• Exercise prompt: Reproduce word for word the entries below, from the first line through the line containing "checkbox-cell[interactable] bbox=[304, 183, 342, 216]", inclusive.

==*==

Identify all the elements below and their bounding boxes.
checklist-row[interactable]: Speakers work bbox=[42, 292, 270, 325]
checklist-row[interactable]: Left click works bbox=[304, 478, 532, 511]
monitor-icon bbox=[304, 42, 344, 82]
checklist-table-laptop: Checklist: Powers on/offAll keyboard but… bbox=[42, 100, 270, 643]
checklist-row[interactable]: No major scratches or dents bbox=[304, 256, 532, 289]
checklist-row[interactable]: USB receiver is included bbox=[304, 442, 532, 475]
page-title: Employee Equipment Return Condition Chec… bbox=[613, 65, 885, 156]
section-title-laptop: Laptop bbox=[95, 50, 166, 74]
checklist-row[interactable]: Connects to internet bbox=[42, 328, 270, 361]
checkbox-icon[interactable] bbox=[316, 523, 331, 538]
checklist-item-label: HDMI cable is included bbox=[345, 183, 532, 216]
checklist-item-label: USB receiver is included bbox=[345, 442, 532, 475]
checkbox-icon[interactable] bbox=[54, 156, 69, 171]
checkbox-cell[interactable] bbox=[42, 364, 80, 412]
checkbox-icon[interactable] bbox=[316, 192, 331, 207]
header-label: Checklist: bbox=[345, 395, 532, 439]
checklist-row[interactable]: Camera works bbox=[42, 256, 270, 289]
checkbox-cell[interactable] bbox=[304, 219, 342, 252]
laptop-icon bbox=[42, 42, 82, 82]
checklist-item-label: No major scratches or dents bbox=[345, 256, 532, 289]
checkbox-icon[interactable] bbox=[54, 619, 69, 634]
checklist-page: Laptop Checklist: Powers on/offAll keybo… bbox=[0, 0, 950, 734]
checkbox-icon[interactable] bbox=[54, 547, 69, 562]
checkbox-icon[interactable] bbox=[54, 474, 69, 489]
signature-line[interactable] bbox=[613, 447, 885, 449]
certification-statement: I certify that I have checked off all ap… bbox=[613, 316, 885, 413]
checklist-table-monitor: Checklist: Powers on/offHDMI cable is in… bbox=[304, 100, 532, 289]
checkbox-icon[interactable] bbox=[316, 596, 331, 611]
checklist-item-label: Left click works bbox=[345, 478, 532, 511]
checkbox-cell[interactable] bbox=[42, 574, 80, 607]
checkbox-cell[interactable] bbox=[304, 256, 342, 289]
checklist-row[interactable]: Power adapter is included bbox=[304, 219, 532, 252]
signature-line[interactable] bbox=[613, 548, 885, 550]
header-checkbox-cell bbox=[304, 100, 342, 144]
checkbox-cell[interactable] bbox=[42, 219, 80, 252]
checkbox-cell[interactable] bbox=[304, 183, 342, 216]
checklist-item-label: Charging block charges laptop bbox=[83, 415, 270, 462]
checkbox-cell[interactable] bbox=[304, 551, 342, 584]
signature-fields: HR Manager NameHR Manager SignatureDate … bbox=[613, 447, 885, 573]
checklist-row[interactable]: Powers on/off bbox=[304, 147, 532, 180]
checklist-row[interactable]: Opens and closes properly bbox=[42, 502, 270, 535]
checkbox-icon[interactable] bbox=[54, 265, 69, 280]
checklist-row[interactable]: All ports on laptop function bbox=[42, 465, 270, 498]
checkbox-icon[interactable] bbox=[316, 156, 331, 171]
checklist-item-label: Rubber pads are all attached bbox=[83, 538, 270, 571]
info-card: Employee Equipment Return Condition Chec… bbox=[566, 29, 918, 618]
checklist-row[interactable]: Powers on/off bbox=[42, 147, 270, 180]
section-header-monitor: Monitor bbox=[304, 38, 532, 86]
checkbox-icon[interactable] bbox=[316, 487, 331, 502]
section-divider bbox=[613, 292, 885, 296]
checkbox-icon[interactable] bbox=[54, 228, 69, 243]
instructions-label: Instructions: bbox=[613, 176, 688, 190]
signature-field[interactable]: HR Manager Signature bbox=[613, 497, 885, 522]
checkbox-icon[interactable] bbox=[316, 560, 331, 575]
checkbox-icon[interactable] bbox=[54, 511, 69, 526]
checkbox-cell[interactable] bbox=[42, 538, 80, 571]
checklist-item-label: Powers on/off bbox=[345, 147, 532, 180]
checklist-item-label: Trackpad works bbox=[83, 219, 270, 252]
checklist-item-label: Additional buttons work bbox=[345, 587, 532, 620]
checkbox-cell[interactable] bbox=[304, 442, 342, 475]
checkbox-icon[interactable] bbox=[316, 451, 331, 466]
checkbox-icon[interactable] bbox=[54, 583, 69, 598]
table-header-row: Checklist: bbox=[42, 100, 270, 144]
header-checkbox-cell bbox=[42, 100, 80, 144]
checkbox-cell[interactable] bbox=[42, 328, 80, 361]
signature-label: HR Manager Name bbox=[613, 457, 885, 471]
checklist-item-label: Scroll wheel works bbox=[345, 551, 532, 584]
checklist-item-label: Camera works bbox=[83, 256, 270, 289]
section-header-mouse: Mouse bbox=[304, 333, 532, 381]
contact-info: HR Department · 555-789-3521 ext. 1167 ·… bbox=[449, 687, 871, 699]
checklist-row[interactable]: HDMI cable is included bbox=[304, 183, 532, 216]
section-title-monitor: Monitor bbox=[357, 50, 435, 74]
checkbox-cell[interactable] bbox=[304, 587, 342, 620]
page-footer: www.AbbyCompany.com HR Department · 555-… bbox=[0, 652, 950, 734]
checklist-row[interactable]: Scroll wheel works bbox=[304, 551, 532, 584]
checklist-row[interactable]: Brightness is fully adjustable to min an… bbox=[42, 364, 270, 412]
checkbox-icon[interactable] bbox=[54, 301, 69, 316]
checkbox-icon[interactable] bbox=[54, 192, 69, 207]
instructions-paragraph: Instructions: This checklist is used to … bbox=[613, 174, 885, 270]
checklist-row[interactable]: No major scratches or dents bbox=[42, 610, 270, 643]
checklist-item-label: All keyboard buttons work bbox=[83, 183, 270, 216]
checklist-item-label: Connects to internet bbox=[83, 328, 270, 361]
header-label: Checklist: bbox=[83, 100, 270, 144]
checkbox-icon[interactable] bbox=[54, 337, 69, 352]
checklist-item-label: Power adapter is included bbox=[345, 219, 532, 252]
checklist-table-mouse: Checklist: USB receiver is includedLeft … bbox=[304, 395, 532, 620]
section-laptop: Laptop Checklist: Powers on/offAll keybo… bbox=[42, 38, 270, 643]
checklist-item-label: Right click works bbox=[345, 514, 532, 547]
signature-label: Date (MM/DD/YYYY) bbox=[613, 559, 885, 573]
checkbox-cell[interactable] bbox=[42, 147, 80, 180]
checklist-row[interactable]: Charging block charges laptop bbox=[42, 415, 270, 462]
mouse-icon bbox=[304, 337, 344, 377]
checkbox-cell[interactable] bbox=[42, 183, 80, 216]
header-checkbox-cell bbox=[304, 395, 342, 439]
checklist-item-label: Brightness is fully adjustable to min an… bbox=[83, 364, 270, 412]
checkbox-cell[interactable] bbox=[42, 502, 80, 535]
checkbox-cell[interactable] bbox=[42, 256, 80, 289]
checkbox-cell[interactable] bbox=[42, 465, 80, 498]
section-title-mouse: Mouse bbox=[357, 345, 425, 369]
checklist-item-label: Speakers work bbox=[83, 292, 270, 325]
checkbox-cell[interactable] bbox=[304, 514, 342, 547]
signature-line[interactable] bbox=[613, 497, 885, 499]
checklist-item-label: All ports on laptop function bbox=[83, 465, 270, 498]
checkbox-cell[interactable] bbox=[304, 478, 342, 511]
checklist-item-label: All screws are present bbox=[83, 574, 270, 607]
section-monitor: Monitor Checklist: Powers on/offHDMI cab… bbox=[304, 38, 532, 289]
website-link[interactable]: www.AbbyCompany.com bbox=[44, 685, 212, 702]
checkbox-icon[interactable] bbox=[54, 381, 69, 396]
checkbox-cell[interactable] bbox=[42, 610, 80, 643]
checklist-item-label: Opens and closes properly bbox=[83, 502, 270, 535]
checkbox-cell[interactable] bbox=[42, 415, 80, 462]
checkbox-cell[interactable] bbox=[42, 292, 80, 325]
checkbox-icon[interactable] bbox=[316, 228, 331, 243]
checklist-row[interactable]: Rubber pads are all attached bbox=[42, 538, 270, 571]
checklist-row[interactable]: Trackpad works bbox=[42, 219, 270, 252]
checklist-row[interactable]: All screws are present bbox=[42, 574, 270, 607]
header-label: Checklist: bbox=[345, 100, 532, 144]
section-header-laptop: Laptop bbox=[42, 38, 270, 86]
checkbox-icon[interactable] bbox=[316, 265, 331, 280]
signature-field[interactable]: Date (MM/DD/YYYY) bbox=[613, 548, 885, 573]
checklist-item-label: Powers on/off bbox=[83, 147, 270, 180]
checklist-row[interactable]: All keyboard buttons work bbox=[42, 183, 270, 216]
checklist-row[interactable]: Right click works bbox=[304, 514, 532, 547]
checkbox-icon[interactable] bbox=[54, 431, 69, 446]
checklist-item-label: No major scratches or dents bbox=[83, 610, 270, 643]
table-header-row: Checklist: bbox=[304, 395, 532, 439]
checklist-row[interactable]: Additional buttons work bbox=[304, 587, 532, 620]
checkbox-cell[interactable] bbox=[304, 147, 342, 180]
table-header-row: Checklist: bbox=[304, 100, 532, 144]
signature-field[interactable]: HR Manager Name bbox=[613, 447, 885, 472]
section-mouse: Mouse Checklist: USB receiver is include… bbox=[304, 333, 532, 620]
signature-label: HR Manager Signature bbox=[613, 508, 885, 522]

==*==

• Final answer:
Identify all the elements below and their bounding boxes.
checklist-row[interactable]: Speakers work bbox=[42, 292, 270, 325]
checklist-row[interactable]: Left click works bbox=[304, 478, 532, 511]
monitor-icon bbox=[304, 42, 344, 82]
checklist-table-laptop: Checklist: Powers on/offAll keyboard but… bbox=[42, 100, 270, 643]
checklist-row[interactable]: No major scratches or dents bbox=[304, 256, 532, 289]
checklist-row[interactable]: USB receiver is included bbox=[304, 442, 532, 475]
page-title: Employee Equipment Return Condition Chec… bbox=[613, 65, 885, 156]
section-title-laptop: Laptop bbox=[95, 50, 166, 74]
checklist-row[interactable]: Connects to internet bbox=[42, 328, 270, 361]
checkbox-icon[interactable] bbox=[316, 523, 331, 538]
checklist-item-label: HDMI cable is included bbox=[345, 183, 532, 216]
checklist-item-label: USB receiver is included bbox=[345, 442, 532, 475]
checkbox-icon[interactable] bbox=[54, 156, 69, 171]
checkbox-cell[interactable] bbox=[42, 364, 80, 412]
checkbox-icon[interactable] bbox=[316, 192, 331, 207]
header-label: Checklist: bbox=[345, 395, 532, 439]
checklist-row[interactable]: Camera works bbox=[42, 256, 270, 289]
checkbox-cell[interactable] bbox=[304, 219, 342, 252]
laptop-icon bbox=[42, 42, 82, 82]
checklist-item-label: No major scratches or dents bbox=[345, 256, 532, 289]
checkbox-icon[interactable] bbox=[54, 619, 69, 634]
checklist-page: Laptop Checklist: Powers on/offAll keybo… bbox=[0, 0, 950, 734]
checkbox-icon[interactable] bbox=[54, 547, 69, 562]
checkbox-icon[interactable] bbox=[54, 474, 69, 489]
signature-line[interactable] bbox=[613, 447, 885, 449]
certification-statement: I certify that I have checked off all ap… bbox=[613, 316, 885, 413]
checklist-table-monitor: Checklist: Powers on/offHDMI cable is in… bbox=[304, 100, 532, 289]
checkbox-icon[interactable] bbox=[316, 596, 331, 611]
checklist-item-label: Left click works bbox=[345, 478, 532, 511]
checkbox-cell[interactable] bbox=[42, 574, 80, 607]
checkbox-cell[interactable] bbox=[304, 256, 342, 289]
checklist-row[interactable]: Power adapter is included bbox=[304, 219, 532, 252]
signature-line[interactable] bbox=[613, 548, 885, 550]
header-checkbox-cell bbox=[304, 100, 342, 144]
checkbox-cell[interactable] bbox=[42, 219, 80, 252]
checkbox-cell[interactable] bbox=[304, 183, 342, 216]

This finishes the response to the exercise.